### PROBLEM TO SOLVE
Transcribe the entries below exactly; leave every image out.

### DATA EXCERPTS

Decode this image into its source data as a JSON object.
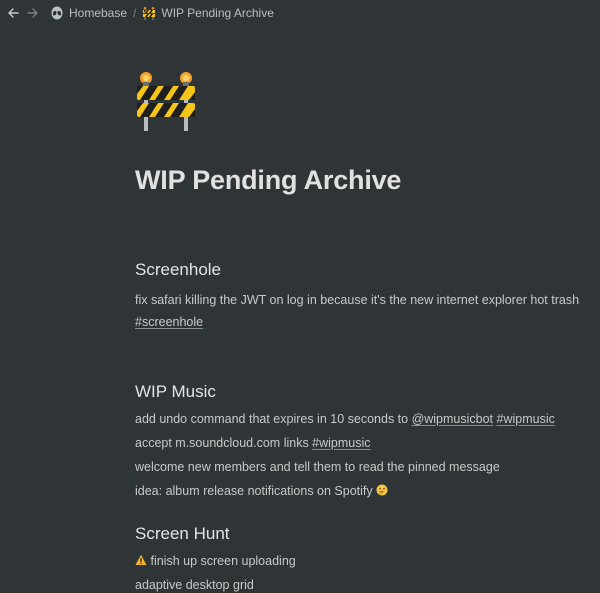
{
  "breadcrumb": {
    "items": [
      {
        "label": "Homebase",
        "icon": "alien-icon"
      },
      {
        "label": "WIP Pending Archive",
        "icon": "construction-barrier-icon"
      }
    ],
    "separator": "/"
  },
  "page": {
    "title": "WIP Pending Archive",
    "icon": "construction-barrier-icon"
  },
  "sections": {
    "screenhole": {
      "heading": "Screenhole",
      "line1": "fix safari killing the JWT on log in because it's the new internet explorer hot trash",
      "line1_tag": "#screenhole"
    },
    "wipmusic": {
      "heading": "WIP Music",
      "line1_text": "add undo command that expires in 10 seconds to ",
      "line1_tag1": "@wipmusicbot",
      "line1_tag2": "#wipmusic",
      "line2_text": "accept m.soundcloud.com links ",
      "line2_tag": "#wipmusic",
      "line3": "welcome new members and tell them to read the pinned message",
      "line4": "idea: album release notifications on Spotify",
      "line4_icon": "thinking-face-icon"
    },
    "screenhunt": {
      "heading": "Screen Hunt",
      "line1_icon": "warning-icon",
      "line1": "finish up screen uploading",
      "line2": "adaptive desktop grid"
    }
  },
  "colors": {
    "background": "#2f3437",
    "text": "#c9c9c9",
    "heading": "#e3e3e3"
  }
}
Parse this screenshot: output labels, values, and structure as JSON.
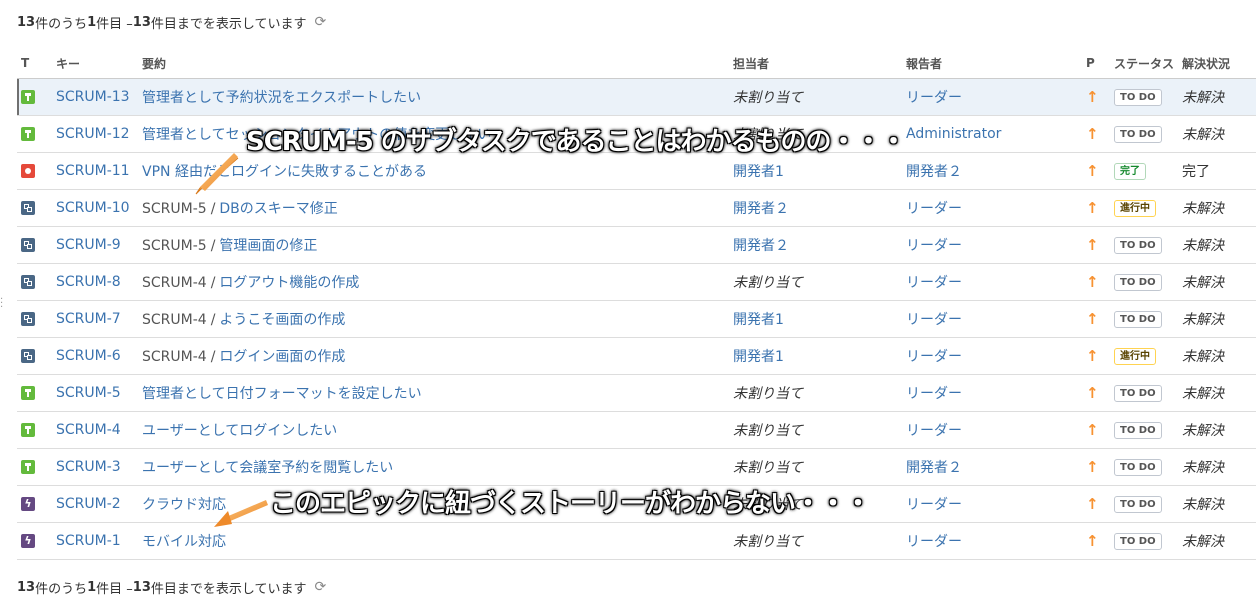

### WRITTEN SOLUTION
Decode this image into its source data as a JSON object.
{
  "breadcrumb": {
    "items": [
      {
        "label": "Homebase",
        "icon": "alien-icon"
      },
      {
        "label": "WIP Pending Archive",
        "icon": "construction-barrier-icon"
      }
    ],
    "separator": "/"
  },
  "page": {
    "title": "WIP Pending Archive",
    "icon": "construction-barrier-icon"
  },
  "sections": {
    "screenhole": {
      "heading": "Screenhole",
      "line1": "fix safari killing the JWT on log in because it's the new internet explorer hot trash",
      "line1_tag": "#screenhole"
    },
    "wipmusic": {
      "heading": "WIP Music",
      "line1_text": "add undo command that expires in 10 seconds to ",
      "line1_tag1": "@wipmusicbot",
      "line1_tag2": "#wipmusic",
      "line2_text": "accept m.soundcloud.com links ",
      "line2_tag": "#wipmusic",
      "line3": "welcome new members and tell them to read the pinned message",
      "line4": "idea: album release notifications on Spotify",
      "line4_icon": "thinking-face-icon"
    },
    "screenhunt": {
      "heading": "Screen Hunt",
      "line1_icon": "warning-icon",
      "line1": "finish up screen uploading",
      "line2": "adaptive desktop grid"
    }
  },
  "colors": {
    "background": "#2f3437",
    "text": "#c9c9c9",
    "heading": "#e3e3e3"
  }
}
Parse this screenshot: output labels, values, and structure as JSON.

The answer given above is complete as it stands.